*TASK DETAILS*.
Can you pull out each line of the data below that includes the word "full"?

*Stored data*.
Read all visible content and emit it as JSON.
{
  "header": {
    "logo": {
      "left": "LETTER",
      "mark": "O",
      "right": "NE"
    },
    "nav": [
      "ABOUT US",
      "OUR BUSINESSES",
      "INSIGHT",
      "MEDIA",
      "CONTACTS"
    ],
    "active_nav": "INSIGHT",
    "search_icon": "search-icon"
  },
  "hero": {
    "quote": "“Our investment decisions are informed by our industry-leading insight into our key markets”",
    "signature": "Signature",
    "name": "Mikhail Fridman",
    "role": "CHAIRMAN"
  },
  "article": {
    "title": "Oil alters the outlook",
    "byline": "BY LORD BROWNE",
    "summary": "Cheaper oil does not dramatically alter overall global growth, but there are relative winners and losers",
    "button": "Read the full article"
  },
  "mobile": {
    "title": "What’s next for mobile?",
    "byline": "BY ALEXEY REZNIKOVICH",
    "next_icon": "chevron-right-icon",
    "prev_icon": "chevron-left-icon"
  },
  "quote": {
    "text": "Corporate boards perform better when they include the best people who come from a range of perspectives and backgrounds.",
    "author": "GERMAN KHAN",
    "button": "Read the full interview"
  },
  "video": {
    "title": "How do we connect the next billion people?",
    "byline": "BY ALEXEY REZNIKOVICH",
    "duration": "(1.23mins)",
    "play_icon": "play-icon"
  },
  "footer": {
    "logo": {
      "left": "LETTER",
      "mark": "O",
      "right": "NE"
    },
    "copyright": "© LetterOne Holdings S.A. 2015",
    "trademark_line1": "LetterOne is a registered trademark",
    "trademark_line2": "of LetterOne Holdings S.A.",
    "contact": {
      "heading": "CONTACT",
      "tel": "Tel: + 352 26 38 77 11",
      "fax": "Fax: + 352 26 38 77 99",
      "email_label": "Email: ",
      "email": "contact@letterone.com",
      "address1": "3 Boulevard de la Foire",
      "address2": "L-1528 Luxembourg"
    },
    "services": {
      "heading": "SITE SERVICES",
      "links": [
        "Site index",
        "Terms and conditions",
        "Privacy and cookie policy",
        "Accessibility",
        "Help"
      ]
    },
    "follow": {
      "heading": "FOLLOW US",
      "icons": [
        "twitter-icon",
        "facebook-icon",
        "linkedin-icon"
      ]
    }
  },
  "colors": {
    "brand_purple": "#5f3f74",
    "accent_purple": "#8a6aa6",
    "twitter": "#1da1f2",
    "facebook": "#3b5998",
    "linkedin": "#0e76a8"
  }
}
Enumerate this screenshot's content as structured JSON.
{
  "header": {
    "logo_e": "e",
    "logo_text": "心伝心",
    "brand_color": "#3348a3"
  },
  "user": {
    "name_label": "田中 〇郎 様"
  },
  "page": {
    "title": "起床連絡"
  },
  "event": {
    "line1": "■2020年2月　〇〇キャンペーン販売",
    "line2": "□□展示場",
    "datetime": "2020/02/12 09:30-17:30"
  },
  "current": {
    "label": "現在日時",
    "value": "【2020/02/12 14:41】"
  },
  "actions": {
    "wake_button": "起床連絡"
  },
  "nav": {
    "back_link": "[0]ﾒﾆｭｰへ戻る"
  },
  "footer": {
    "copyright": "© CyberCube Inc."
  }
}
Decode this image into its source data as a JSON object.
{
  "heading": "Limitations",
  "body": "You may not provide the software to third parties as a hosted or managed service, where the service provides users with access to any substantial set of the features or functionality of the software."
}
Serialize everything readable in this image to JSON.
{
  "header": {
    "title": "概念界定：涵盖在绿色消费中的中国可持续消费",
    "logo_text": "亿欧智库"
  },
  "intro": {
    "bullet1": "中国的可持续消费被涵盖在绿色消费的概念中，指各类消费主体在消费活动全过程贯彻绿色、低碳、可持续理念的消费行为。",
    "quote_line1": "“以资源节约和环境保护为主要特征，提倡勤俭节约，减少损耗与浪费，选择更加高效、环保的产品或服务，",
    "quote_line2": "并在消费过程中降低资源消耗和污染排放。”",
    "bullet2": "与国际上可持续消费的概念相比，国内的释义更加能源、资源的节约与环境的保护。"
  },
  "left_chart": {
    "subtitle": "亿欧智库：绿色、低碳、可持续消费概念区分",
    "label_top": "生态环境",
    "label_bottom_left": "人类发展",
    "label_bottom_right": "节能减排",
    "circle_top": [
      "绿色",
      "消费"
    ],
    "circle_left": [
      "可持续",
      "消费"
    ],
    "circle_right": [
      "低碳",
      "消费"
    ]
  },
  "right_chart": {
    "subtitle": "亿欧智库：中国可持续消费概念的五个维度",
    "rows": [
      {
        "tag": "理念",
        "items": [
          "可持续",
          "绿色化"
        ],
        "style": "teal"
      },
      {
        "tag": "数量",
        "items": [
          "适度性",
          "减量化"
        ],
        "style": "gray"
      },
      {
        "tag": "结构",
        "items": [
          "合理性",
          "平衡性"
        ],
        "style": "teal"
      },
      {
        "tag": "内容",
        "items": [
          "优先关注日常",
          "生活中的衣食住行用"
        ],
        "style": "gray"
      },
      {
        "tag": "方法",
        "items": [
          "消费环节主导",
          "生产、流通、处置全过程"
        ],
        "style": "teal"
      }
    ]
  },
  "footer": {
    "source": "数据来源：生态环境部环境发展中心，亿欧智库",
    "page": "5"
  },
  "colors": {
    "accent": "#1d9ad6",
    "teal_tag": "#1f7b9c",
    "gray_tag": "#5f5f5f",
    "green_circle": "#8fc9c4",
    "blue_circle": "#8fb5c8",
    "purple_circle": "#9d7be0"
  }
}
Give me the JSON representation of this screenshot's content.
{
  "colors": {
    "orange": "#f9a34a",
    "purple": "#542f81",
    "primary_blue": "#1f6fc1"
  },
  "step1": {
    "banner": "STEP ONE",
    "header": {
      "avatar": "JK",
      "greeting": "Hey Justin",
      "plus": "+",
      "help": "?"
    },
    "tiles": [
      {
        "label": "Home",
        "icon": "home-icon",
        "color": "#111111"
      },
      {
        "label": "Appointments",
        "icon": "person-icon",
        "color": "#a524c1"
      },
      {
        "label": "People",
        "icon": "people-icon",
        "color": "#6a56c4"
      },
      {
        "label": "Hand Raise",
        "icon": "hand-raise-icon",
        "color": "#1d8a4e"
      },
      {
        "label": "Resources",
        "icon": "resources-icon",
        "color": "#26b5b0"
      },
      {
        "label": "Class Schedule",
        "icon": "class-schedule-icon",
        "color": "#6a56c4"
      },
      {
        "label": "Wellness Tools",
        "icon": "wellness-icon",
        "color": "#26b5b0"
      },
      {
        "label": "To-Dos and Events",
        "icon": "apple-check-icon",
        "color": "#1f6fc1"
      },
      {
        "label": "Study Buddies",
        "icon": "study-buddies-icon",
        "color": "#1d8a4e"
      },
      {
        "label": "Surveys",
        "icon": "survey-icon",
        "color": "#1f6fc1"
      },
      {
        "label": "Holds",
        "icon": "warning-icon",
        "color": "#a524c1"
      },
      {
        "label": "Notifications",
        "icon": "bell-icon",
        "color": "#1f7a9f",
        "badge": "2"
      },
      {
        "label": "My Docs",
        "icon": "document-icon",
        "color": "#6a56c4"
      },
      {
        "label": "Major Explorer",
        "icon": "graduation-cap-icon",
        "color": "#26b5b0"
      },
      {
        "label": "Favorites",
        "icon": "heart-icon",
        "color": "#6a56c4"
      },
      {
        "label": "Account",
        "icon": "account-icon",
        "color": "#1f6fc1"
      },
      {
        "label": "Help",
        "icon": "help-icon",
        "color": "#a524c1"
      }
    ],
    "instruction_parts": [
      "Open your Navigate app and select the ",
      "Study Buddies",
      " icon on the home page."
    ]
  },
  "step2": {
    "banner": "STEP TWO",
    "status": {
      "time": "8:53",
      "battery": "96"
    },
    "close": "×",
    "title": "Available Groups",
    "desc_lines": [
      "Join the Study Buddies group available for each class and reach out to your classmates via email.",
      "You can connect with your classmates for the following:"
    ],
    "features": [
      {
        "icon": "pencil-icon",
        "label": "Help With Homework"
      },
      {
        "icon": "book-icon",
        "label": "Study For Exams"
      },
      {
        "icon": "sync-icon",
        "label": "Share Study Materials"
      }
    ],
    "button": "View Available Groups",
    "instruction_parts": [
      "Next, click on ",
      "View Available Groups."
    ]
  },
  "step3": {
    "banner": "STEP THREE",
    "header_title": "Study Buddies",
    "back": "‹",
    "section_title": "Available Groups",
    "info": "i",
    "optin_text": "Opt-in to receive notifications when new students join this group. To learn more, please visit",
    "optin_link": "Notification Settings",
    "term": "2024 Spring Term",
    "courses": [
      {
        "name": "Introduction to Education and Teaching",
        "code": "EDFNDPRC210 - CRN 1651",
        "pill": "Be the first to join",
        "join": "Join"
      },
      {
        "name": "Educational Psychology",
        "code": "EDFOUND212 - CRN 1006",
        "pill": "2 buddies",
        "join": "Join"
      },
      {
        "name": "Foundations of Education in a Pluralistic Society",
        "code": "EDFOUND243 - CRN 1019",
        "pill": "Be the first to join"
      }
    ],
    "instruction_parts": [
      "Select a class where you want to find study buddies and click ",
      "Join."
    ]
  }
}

*COMPLETE RESPONSE*.
    "button": "Read the full article"
    "button": "Read the full interview"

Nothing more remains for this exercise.